Quote the whole listing word for word. Do not include the pictures.
* * *
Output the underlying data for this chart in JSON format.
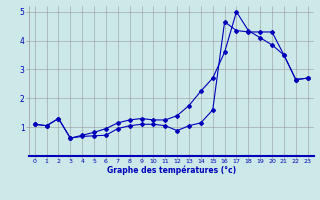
{
  "xlabel": "Graphe des températures (°c)",
  "xlim": [
    -0.5,
    23.5
  ],
  "ylim": [
    0,
    5.2
  ],
  "xticks": [
    0,
    1,
    2,
    3,
    4,
    5,
    6,
    7,
    8,
    9,
    10,
    11,
    12,
    13,
    14,
    15,
    16,
    17,
    18,
    19,
    20,
    21,
    22,
    23
  ],
  "yticks": [
    1,
    2,
    3,
    4,
    5
  ],
  "bg_color": "#cce8e8",
  "line_color": "#0000bb",
  "grid_color": "#999999",
  "line1_x": [
    0,
    1,
    2,
    3,
    4,
    5,
    6,
    7,
    8,
    9,
    10,
    11,
    12,
    13,
    14,
    15,
    16,
    17,
    18,
    19,
    20,
    21,
    22,
    23
  ],
  "line1_y": [
    1.1,
    1.05,
    1.3,
    0.62,
    0.68,
    0.7,
    0.72,
    0.95,
    1.05,
    1.1,
    1.1,
    1.05,
    0.88,
    1.05,
    1.15,
    1.6,
    4.65,
    4.35,
    4.3,
    4.3,
    4.3,
    3.5,
    2.65,
    2.7
  ],
  "line2_x": [
    0,
    1,
    2,
    3,
    4,
    5,
    6,
    7,
    8,
    9,
    10,
    11,
    12,
    13,
    14,
    15,
    16,
    17,
    18,
    19,
    20,
    21,
    22,
    23
  ],
  "line2_y": [
    1.1,
    1.05,
    1.3,
    0.62,
    0.72,
    0.82,
    0.95,
    1.15,
    1.25,
    1.3,
    1.25,
    1.25,
    1.4,
    1.75,
    2.25,
    2.7,
    3.6,
    5.0,
    4.35,
    4.1,
    3.85,
    3.5,
    2.65,
    2.7
  ]
}
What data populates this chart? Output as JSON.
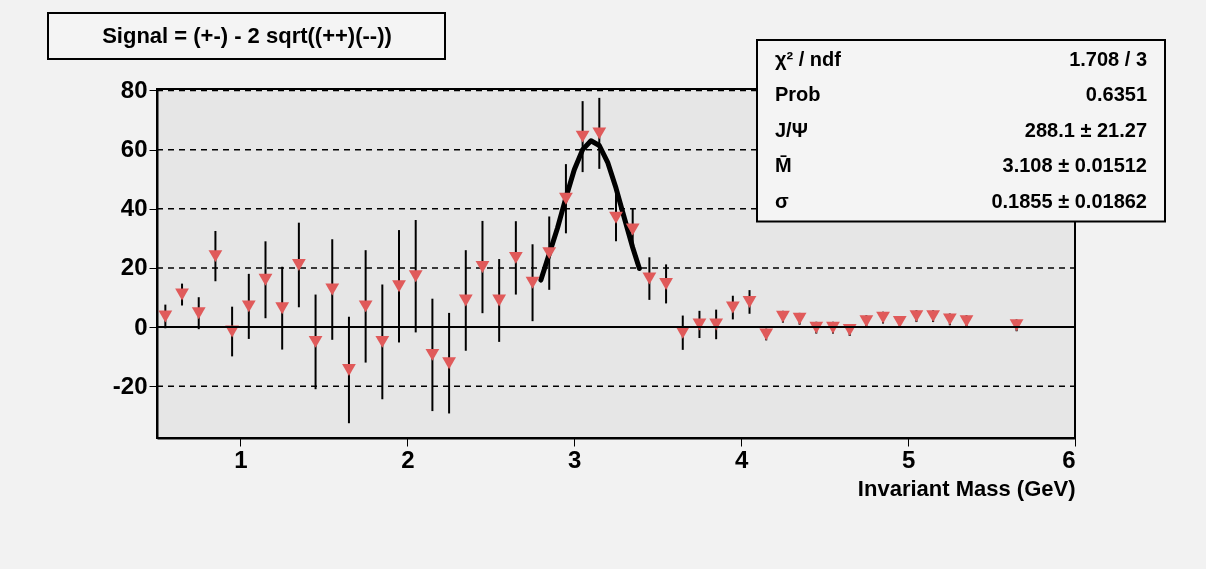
{
  "chart_data": {
    "type": "scatter",
    "title": "Signal = (+-) - 2 sqrt((++)(--))",
    "xlabel": "Invariant Mass (GeV)",
    "xlim": [
      0.5,
      6
    ],
    "xticks": [
      1,
      2,
      3,
      4,
      5,
      6
    ],
    "ylim": [
      -37.5,
      80.5
    ],
    "yticks": [
      -20,
      0,
      20,
      40,
      60,
      80
    ],
    "grid": "y",
    "legend": false,
    "ref_lines": [
      {
        "axis": "y",
        "value": 0,
        "line_style": "solid",
        "color": "#000000"
      }
    ],
    "annotations": [
      "χ² / ndf",
      "1.708 / 3",
      "Prob",
      "0.6351",
      "J/Ψ",
      "288.1 ± 21.27",
      "M̄",
      "3.108 ± 0.01512",
      "σ",
      "0.1855 ± 0.01862"
    ],
    "series": [
      {
        "color": "#e05a5a",
        "marker": "triangle",
        "x": [
          0.55,
          0.65,
          0.75,
          0.85,
          0.95,
          1.05,
          1.15,
          1.25,
          1.35,
          1.45,
          1.55,
          1.65,
          1.75,
          1.85,
          1.95,
          2.05,
          2.15,
          2.25,
          2.35,
          2.45,
          2.55,
          2.65,
          2.75,
          2.85,
          2.95,
          3.05,
          3.15,
          3.25,
          3.35,
          3.45,
          3.55,
          3.65,
          3.75,
          3.85,
          3.95,
          4.05,
          4.15,
          4.25,
          4.35,
          4.45,
          4.55,
          4.65,
          4.75,
          4.85,
          4.95,
          5.05,
          5.15,
          5.25,
          5.35,
          5.65
        ],
        "values": [
          3.6,
          11,
          4.7,
          24,
          -1.5,
          7,
          16,
          6.4,
          21,
          -5,
          12.7,
          -14.5,
          7,
          -5,
          13.8,
          17.2,
          -9.4,
          -12.2,
          9,
          20.3,
          9,
          23.4,
          15,
          25,
          43.4,
          64.4,
          65.5,
          37,
          33,
          16.4,
          14.6,
          -1.9,
          0.9,
          0.9,
          6.6,
          8.5,
          -2.5,
          3.5,
          2.8,
          -0.2,
          -0.2,
          -1,
          2,
          3.2,
          1.7,
          3.7,
          3.7,
          2.6,
          2,
          0.6
        ],
        "errors": [
          4,
          3.7,
          5.4,
          8.5,
          8.4,
          11,
          13,
          14,
          14.3,
          16,
          17,
          18,
          19,
          19.4,
          19,
          19,
          19,
          17,
          17,
          15.6,
          14,
          12.4,
          13,
          12.4,
          11.7,
          12,
          12,
          8,
          7,
          7.2,
          6.6,
          5.8,
          4.6,
          5,
          4,
          4,
          2,
          2,
          2,
          2,
          2,
          2,
          2,
          2,
          2,
          2,
          2,
          2,
          2,
          2
        ]
      },
      {
        "type": "line",
        "color": "#000000",
        "marker": "none",
        "line_style": "solid",
        "x": [
          2.8,
          2.9,
          2.95,
          3.0,
          3.05,
          3.1,
          3.15,
          3.2,
          3.25,
          3.3,
          3.35,
          3.39
        ],
        "values": [
          15.9,
          33.6,
          43.8,
          53.2,
          60,
          63,
          61.4,
          55.7,
          47,
          36.9,
          26.9,
          19.8
        ]
      }
    ]
  }
}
* * *
- **Result**:
Output the underlying data for this chart in JSON format.
{
  "xlabel": "Graphe des températures (°c)",
  "xlim": [
    -0.5,
    23.5
  ],
  "ylim": [
    0,
    5.2
  ],
  "xticks": [
    0,
    1,
    2,
    3,
    4,
    5,
    6,
    7,
    8,
    9,
    10,
    11,
    12,
    13,
    14,
    15,
    16,
    17,
    18,
    19,
    20,
    21,
    22,
    23
  ],
  "yticks": [
    1,
    2,
    3,
    4,
    5
  ],
  "bg_color": "#cce8e8",
  "line_color": "#0000bb",
  "grid_color": "#999999",
  "line1_x": [
    0,
    1,
    2,
    3,
    4,
    5,
    6,
    7,
    8,
    9,
    10,
    11,
    12,
    13,
    14,
    15,
    16,
    17,
    18,
    19,
    20,
    21,
    22,
    23
  ],
  "line1_y": [
    1.1,
    1.05,
    1.3,
    0.62,
    0.68,
    0.7,
    0.72,
    0.95,
    1.05,
    1.1,
    1.1,
    1.05,
    0.88,
    1.05,
    1.15,
    1.6,
    4.65,
    4.35,
    4.3,
    4.3,
    4.3,
    3.5,
    2.65,
    2.7
  ],
  "line2_x": [
    0,
    1,
    2,
    3,
    4,
    5,
    6,
    7,
    8,
    9,
    10,
    11,
    12,
    13,
    14,
    15,
    16,
    17,
    18,
    19,
    20,
    21,
    22,
    23
  ],
  "line2_y": [
    1.1,
    1.05,
    1.3,
    0.62,
    0.72,
    0.82,
    0.95,
    1.15,
    1.25,
    1.3,
    1.25,
    1.25,
    1.4,
    1.75,
    2.25,
    2.7,
    3.6,
    5.0,
    4.35,
    4.1,
    3.85,
    3.5,
    2.65,
    2.7
  ]
}
What data populates this chart? Output as JSON.
{
  "chart_data": {
    "type": "scatter",
    "title": "Signal = (+-) - 2 sqrt((++)(--))",
    "xlabel": "Invariant Mass (GeV)",
    "xlim": [
      0.5,
      6
    ],
    "xticks": [
      1,
      2,
      3,
      4,
      5,
      6
    ],
    "ylim": [
      -37.5,
      80.5
    ],
    "yticks": [
      -20,
      0,
      20,
      40,
      60,
      80
    ],
    "grid": "y",
    "legend": false,
    "ref_lines": [
      {
        "axis": "y",
        "value": 0,
        "line_style": "solid",
        "color": "#000000"
      }
    ],
    "annotations": [
      "χ² / ndf",
      "1.708 / 3",
      "Prob",
      "0.6351",
      "J/Ψ",
      "288.1 ± 21.27",
      "M̄",
      "3.108 ± 0.01512",
      "σ",
      "0.1855 ± 0.01862"
    ],
    "series": [
      {
        "color": "#e05a5a",
        "marker": "triangle",
        "x": [
          0.55,
          0.65,
          0.75,
          0.85,
          0.95,
          1.05,
          1.15,
          1.25,
          1.35,
          1.45,
          1.55,
          1.65,
          1.75,
          1.85,
          1.95,
          2.05,
          2.15,
          2.25,
          2.35,
          2.45,
          2.55,
          2.65,
          2.75,
          2.85,
          2.95,
          3.05,
          3.15,
          3.25,
          3.35,
          3.45,
          3.55,
          3.65,
          3.75,
          3.85,
          3.95,
          4.05,
          4.15,
          4.25,
          4.35,
          4.45,
          4.55,
          4.65,
          4.75,
          4.85,
          4.95,
          5.05,
          5.15,
          5.25,
          5.35,
          5.65
        ],
        "values": [
          3.6,
          11,
          4.7,
          24,
          -1.5,
          7,
          16,
          6.4,
          21,
          -5,
          12.7,
          -14.5,
          7,
          -5,
          13.8,
          17.2,
          -9.4,
          -12.2,
          9,
          20.3,
          9,
          23.4,
          15,
          25,
          43.4,
          64.4,
          65.5,
          37,
          33,
          16.4,
          14.6,
          -1.9,
          0.9,
          0.9,
          6.6,
          8.5,
          -2.5,
          3.5,
          2.8,
          -0.2,
          -0.2,
          -1,
          2,
          3.2,
          1.7,
          3.7,
          3.7,
          2.6,
          2,
          0.6
        ],
        "errors": [
          4,
          3.7,
          5.4,
          8.5,
          8.4,
          11,
          13,
          14,
          14.3,
          16,
          17,
          18,
          19,
          19.4,
          19,
          19,
          19,
          17,
          17,
          15.6,
          14,
          12.4,
          13,
          12.4,
          11.7,
          12,
          12,
          8,
          7,
          7.2,
          6.6,
          5.8,
          4.6,
          5,
          4,
          4,
          2,
          2,
          2,
          2,
          2,
          2,
          2,
          2,
          2,
          2,
          2,
          2,
          2,
          2
        ]
      },
      {
        "type": "line",
        "color": "#000000",
        "marker": "none",
        "line_style": "solid",
        "x": [
          2.8,
          2.9,
          2.95,
          3.0,
          3.05,
          3.1,
          3.15,
          3.2,
          3.25,
          3.3,
          3.35,
          3.39
        ],
        "values": [
          15.9,
          33.6,
          43.8,
          53.2,
          60,
          63,
          61.4,
          55.7,
          47,
          36.9,
          26.9,
          19.8
        ]
      }
    ]
  }
}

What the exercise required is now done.